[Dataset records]
§

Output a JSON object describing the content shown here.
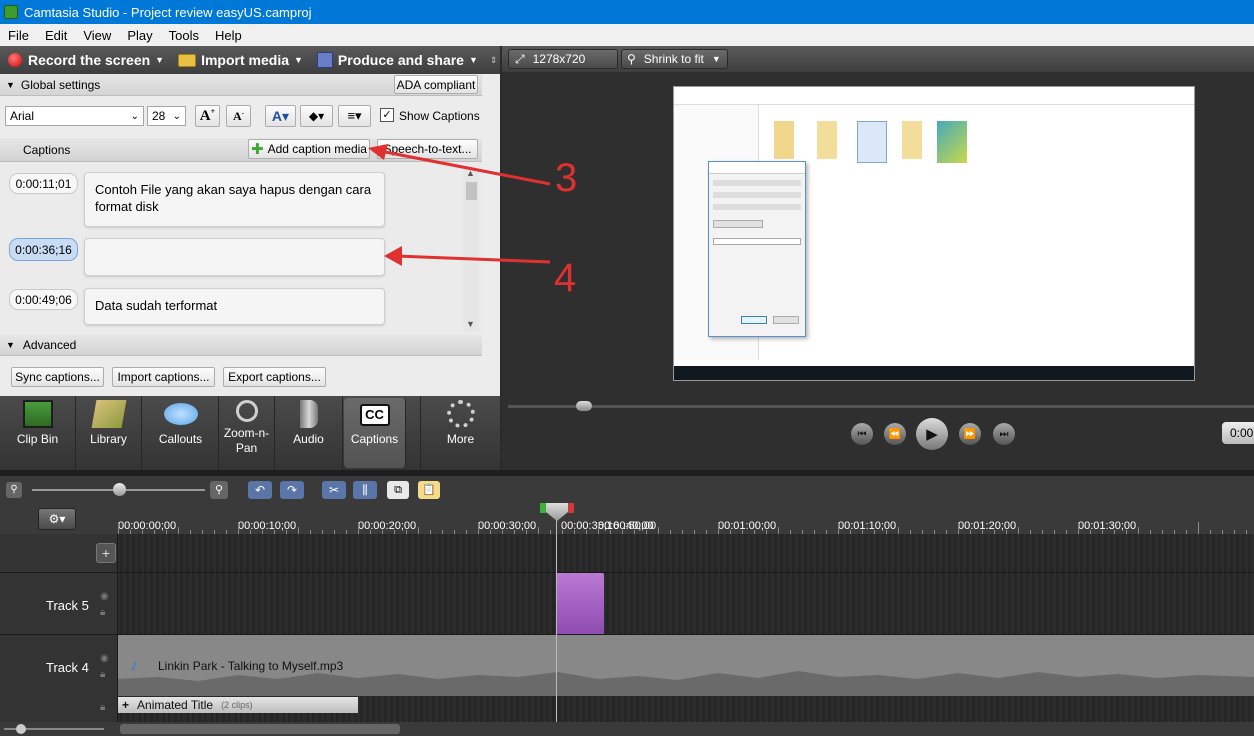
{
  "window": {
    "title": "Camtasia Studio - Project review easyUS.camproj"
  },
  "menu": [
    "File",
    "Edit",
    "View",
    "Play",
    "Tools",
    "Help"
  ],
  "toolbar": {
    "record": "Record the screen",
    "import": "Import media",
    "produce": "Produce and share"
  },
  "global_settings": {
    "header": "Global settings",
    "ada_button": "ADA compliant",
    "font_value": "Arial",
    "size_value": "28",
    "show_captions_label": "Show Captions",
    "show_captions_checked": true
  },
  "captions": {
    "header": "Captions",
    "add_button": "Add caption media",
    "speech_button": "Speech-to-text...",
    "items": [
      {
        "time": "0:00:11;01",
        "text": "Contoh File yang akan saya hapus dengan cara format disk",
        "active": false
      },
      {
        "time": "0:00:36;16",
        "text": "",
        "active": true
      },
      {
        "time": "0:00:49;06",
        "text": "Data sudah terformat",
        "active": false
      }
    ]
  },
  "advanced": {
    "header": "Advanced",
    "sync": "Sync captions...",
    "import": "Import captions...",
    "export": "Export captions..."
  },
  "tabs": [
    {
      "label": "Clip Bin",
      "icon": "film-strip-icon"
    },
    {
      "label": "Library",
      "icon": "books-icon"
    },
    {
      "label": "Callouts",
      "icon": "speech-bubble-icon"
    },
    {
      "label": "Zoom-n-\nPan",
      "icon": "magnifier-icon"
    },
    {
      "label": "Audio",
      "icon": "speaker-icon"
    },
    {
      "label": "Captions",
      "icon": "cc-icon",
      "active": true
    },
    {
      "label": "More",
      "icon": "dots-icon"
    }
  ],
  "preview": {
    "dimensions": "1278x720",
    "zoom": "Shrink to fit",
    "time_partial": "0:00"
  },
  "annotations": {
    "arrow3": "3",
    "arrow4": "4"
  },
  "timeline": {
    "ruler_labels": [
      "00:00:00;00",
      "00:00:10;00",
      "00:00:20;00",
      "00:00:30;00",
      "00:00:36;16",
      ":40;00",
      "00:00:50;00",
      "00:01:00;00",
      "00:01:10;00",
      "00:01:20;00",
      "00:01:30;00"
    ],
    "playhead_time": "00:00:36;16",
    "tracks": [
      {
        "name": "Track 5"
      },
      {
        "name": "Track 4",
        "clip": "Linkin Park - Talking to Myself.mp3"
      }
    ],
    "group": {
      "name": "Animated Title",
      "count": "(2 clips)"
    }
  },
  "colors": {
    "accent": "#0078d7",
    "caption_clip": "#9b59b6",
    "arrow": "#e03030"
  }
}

§

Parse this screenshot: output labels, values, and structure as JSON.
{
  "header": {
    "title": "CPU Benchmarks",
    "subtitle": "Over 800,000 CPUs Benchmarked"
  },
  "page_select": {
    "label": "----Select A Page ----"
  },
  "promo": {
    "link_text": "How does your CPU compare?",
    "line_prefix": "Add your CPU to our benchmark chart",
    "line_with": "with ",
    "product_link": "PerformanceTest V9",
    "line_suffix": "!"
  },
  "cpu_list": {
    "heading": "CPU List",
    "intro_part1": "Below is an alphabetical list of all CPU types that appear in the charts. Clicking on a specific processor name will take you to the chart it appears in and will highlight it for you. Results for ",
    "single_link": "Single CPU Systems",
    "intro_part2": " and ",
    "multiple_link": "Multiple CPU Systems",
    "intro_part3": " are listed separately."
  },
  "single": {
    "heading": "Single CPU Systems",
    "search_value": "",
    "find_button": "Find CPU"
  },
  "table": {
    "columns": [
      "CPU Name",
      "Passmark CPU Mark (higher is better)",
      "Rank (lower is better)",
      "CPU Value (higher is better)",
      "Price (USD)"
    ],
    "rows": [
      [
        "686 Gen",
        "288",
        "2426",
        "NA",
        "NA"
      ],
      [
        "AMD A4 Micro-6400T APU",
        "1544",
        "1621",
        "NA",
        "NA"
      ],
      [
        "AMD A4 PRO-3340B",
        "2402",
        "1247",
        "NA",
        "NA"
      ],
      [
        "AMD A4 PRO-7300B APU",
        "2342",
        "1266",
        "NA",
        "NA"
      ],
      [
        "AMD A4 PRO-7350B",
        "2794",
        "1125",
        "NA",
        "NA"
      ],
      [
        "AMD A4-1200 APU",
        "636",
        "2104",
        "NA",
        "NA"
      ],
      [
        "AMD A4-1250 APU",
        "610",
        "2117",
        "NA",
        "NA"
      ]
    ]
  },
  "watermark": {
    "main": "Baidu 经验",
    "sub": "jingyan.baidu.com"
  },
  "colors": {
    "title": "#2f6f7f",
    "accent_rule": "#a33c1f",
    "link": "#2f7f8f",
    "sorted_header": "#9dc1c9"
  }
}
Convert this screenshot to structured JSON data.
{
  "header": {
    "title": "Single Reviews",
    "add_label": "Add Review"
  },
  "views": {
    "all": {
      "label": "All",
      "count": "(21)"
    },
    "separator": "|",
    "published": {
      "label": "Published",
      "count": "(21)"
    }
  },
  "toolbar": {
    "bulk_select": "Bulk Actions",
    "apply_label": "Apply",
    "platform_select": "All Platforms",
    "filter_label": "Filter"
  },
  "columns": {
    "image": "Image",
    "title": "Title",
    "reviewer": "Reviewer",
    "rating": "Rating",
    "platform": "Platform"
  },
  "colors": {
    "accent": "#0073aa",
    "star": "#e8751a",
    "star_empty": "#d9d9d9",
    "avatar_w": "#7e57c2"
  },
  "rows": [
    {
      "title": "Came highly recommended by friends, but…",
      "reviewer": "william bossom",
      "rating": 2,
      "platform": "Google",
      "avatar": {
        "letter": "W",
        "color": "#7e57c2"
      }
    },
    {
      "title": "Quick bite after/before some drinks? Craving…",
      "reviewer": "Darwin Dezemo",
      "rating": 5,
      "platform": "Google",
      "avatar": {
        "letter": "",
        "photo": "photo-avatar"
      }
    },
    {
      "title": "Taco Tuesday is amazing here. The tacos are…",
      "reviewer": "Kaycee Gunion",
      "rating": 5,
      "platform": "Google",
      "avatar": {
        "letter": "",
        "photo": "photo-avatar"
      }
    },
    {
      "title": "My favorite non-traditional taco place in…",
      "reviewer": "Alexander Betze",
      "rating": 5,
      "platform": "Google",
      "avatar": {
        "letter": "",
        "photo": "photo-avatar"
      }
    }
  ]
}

§

» Given instruction:
Take every line that includes the string "your" and copy it.

» Answer to this task:
    "link_text": "How does your CPU compare?",
    "line_prefix": "Add your CPU to our benchmark chart",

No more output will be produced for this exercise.